▶ Task description
Report all lines holding "증빙자료".

* BEGIN Records provided *

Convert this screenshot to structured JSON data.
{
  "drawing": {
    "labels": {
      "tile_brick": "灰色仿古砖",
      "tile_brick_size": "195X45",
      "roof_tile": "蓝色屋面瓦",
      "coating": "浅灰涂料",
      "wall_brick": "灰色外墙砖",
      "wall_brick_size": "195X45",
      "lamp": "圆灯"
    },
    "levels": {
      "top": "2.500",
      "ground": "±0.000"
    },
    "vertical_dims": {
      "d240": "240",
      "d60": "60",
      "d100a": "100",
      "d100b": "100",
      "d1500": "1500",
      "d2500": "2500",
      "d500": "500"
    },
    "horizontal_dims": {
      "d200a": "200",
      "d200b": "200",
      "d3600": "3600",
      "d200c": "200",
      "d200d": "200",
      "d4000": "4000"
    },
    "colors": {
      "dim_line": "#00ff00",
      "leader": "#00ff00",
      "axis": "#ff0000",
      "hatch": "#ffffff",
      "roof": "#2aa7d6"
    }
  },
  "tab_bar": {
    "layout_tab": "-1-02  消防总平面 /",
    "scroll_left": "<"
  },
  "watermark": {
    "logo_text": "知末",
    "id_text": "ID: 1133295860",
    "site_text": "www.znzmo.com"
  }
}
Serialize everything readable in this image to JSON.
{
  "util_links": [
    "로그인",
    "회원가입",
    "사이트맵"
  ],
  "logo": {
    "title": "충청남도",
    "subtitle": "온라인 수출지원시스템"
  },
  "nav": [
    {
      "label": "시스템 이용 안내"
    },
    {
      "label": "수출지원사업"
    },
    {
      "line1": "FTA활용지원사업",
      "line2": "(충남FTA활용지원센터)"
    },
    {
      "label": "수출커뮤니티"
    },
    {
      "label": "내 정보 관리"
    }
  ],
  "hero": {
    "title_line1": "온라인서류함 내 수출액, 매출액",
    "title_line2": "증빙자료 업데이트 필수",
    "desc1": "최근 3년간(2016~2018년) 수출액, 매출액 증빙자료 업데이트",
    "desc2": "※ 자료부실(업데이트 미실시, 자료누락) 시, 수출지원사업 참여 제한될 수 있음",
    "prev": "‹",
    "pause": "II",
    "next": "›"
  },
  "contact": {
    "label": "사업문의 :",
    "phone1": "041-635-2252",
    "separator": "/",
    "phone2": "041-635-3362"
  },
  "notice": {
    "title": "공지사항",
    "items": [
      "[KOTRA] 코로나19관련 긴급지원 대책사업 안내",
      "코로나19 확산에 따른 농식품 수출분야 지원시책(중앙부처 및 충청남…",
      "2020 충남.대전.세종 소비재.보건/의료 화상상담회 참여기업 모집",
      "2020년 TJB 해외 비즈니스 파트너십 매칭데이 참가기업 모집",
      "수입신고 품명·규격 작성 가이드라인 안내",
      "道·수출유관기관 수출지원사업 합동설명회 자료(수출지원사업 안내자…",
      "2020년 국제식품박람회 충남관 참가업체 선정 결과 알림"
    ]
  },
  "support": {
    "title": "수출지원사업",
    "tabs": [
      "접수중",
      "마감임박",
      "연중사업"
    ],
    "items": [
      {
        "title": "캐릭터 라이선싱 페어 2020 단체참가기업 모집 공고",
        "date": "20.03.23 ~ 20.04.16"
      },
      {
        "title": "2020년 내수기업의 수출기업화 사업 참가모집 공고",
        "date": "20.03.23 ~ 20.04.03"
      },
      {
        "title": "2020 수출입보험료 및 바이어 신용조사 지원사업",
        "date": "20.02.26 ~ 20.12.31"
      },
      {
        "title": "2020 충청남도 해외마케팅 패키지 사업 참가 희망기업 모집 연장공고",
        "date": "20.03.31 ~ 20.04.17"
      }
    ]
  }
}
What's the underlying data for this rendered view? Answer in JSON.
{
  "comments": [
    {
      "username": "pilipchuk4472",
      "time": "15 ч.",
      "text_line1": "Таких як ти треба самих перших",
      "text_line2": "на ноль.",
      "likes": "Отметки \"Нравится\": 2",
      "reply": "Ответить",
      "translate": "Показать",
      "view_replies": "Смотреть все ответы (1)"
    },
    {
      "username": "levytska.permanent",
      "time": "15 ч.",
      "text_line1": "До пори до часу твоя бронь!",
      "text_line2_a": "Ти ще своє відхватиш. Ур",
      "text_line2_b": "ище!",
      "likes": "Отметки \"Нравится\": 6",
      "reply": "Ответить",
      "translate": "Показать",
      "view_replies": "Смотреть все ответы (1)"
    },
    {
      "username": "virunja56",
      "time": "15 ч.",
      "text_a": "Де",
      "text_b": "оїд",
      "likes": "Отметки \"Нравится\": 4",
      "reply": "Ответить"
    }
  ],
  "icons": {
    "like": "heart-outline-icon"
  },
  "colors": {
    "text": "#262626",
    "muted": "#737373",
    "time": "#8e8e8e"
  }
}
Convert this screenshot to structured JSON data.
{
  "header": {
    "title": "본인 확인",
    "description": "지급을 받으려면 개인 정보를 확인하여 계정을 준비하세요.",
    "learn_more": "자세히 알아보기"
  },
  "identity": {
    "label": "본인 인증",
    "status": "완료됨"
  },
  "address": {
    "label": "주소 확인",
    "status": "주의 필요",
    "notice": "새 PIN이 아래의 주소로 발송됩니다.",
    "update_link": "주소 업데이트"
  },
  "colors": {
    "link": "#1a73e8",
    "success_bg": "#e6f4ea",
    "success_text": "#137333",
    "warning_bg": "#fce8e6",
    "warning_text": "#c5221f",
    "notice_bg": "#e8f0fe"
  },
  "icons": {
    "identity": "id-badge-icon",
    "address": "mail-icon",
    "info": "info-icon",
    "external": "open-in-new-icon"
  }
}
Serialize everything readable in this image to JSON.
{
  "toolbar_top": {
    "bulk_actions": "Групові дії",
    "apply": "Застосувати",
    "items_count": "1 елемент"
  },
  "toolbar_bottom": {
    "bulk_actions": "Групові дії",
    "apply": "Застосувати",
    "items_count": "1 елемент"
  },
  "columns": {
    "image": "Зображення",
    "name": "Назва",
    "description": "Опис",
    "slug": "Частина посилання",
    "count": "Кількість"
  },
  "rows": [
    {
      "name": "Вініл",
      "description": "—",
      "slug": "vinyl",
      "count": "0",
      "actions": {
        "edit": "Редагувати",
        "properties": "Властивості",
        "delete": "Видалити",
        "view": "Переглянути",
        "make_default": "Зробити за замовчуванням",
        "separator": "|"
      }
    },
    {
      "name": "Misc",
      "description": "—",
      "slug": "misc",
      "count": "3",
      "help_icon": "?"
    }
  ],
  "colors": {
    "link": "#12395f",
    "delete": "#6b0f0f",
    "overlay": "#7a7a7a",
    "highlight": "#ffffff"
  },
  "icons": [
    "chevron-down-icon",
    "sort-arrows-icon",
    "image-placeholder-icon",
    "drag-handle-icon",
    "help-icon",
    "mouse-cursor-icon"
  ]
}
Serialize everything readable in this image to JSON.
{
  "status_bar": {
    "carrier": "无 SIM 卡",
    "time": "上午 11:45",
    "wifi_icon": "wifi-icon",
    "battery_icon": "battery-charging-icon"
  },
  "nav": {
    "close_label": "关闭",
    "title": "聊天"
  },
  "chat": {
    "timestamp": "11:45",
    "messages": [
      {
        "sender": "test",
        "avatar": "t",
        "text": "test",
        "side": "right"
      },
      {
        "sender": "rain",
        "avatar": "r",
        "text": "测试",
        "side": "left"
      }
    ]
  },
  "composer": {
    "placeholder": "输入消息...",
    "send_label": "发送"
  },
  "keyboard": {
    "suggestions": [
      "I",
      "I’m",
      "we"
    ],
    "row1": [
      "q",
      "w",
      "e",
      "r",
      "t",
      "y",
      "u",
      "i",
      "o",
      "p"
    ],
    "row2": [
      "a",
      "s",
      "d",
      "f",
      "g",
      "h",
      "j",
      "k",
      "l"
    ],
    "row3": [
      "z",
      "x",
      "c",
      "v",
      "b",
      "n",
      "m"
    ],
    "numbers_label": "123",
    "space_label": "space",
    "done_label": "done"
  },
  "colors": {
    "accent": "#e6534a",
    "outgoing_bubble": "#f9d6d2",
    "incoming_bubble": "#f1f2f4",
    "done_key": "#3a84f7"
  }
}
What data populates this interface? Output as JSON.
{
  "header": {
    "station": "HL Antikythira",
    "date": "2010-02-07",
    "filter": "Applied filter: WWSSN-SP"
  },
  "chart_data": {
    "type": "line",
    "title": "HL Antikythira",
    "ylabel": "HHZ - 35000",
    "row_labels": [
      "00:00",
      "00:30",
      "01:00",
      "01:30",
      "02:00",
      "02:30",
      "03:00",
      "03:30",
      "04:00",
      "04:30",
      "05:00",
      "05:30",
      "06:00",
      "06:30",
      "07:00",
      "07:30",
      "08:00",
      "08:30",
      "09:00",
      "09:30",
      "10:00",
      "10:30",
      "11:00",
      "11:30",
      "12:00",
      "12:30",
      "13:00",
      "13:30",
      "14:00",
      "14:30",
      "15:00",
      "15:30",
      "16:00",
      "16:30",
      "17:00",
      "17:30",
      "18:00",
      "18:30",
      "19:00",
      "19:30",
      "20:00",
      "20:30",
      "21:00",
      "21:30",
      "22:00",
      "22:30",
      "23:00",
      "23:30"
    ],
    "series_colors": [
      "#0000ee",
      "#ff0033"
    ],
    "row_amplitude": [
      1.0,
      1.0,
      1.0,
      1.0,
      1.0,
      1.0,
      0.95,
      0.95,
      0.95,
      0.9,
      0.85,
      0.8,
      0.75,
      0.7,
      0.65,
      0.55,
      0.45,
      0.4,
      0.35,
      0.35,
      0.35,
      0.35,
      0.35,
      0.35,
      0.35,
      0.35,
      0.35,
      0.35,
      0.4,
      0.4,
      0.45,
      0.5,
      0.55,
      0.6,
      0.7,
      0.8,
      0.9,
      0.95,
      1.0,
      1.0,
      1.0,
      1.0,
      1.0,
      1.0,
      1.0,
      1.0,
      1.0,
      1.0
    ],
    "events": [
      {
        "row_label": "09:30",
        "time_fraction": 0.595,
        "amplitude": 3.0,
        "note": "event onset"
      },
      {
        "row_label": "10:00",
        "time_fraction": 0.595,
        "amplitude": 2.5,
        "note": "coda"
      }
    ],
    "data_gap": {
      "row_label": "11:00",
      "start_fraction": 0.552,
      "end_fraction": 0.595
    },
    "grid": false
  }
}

* END Records provided *

▶ Exercise answer
    "title_line2": "증빙자료 업데이트 필수",
    "desc1": "최근 3년간(2016~2018년) 수출액, 매출액 증빙자료 업데이트",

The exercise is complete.